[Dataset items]
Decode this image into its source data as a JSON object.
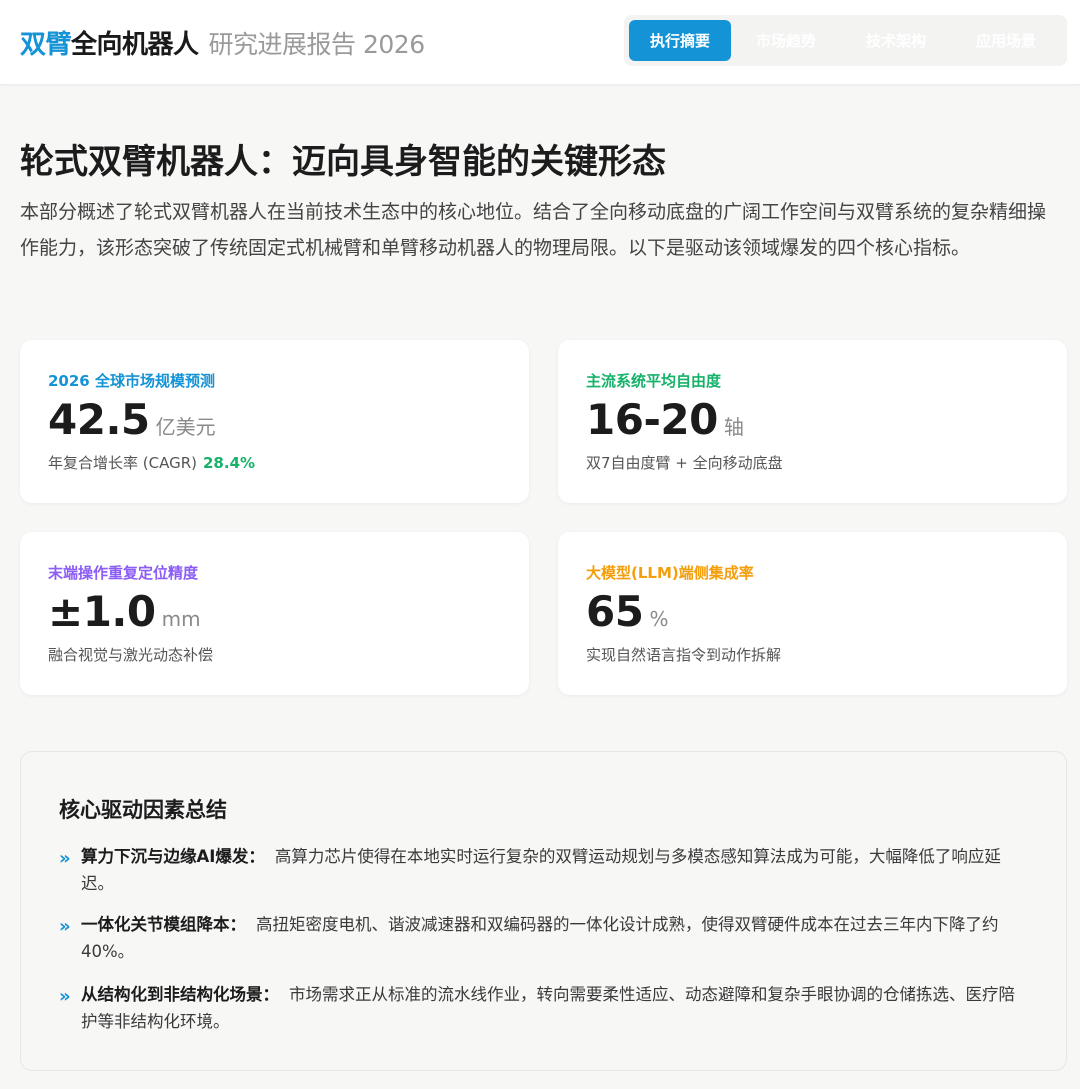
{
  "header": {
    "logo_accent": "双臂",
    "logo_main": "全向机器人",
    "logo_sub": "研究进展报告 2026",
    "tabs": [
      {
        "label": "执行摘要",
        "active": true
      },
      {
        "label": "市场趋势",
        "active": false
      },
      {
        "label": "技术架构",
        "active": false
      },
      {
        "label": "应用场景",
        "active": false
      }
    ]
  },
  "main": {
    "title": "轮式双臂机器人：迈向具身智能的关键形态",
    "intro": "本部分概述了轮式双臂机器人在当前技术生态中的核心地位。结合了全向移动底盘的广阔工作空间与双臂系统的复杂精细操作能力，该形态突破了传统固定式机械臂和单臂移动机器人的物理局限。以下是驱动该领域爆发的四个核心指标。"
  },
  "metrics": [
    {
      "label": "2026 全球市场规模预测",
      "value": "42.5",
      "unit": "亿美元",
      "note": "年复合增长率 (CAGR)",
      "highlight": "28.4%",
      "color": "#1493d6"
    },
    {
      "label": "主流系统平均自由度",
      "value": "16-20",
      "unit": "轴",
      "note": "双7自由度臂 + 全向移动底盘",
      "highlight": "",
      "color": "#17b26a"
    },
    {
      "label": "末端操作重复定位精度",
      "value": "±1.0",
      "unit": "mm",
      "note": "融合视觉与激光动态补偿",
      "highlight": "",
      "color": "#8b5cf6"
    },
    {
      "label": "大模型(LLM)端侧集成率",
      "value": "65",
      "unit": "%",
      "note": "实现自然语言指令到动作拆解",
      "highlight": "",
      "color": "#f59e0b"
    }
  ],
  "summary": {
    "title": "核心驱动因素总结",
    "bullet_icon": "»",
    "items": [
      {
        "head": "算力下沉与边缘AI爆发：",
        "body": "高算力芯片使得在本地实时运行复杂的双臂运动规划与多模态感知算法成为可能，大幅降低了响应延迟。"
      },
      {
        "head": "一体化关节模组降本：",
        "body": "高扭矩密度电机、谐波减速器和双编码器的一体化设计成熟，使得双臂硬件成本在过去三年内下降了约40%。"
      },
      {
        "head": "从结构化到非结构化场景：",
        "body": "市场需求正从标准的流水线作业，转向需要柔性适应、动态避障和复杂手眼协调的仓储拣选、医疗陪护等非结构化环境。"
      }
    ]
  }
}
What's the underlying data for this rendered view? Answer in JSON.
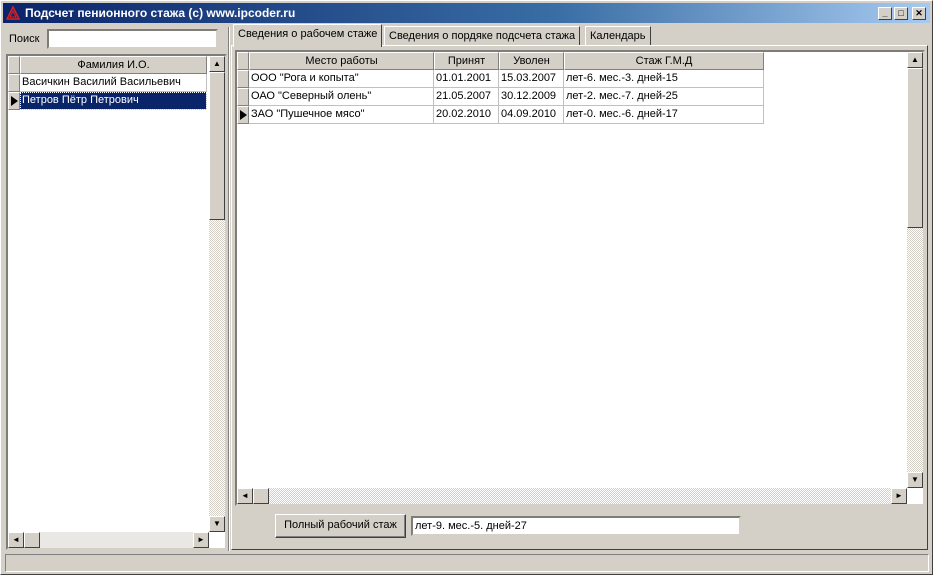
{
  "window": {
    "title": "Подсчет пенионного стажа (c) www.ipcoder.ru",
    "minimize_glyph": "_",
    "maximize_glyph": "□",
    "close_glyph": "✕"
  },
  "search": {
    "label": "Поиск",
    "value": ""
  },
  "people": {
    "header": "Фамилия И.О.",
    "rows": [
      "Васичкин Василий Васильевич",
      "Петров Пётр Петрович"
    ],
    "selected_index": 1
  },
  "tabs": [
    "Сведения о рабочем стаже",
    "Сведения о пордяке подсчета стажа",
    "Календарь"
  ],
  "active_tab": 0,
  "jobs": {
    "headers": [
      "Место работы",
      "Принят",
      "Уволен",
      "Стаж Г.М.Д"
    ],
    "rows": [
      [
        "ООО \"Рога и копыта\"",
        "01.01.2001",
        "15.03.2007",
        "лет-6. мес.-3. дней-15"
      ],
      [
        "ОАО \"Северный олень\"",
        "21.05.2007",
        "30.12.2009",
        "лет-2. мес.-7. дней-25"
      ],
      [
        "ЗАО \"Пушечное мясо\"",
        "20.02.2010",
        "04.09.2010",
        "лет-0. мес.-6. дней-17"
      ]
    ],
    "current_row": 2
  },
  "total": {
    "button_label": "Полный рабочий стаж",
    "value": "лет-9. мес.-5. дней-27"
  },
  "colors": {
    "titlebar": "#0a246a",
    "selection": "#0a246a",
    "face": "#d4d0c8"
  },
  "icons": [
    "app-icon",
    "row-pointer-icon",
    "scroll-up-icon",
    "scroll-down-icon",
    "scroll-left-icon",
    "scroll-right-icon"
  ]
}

...

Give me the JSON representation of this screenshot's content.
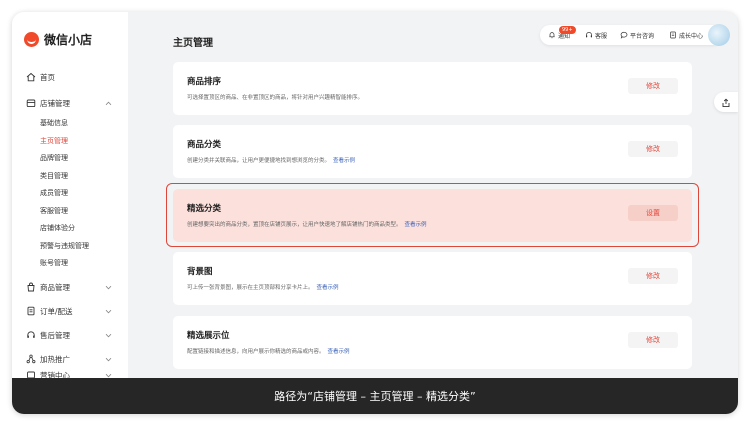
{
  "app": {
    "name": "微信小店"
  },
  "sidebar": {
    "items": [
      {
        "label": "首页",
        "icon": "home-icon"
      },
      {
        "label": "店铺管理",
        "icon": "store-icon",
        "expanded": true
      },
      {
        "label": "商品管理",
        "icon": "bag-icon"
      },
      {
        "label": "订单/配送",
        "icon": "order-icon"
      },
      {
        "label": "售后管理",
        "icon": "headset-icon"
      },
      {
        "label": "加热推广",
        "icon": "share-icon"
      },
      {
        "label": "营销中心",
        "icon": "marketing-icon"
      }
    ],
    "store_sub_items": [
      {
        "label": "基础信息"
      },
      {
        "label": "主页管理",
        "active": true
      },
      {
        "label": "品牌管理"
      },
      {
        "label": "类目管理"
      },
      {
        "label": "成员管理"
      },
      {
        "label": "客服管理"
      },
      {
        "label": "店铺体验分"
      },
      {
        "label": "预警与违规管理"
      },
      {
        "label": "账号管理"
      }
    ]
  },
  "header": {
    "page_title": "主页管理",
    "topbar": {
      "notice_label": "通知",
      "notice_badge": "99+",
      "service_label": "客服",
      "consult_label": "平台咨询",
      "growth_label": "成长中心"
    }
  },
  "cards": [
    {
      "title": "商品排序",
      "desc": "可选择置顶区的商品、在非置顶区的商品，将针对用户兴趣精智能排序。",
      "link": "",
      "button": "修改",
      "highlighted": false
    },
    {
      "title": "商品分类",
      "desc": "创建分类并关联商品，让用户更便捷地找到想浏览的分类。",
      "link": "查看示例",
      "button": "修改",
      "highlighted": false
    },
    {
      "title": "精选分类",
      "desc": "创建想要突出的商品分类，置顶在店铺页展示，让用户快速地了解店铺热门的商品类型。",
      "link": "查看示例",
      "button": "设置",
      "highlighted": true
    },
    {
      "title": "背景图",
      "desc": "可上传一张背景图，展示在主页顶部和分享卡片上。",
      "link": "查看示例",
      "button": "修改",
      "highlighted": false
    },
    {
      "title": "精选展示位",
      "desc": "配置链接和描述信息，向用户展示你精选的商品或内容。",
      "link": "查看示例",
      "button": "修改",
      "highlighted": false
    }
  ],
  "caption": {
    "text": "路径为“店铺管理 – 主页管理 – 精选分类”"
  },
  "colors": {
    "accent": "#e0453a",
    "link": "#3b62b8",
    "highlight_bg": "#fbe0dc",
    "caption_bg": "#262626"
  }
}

▶ **REQUIRED WORK**
Above are several records. Count the lines among them that contain "主页管理" and give only the total.

▶ **EXERCISE RESPONSE**
3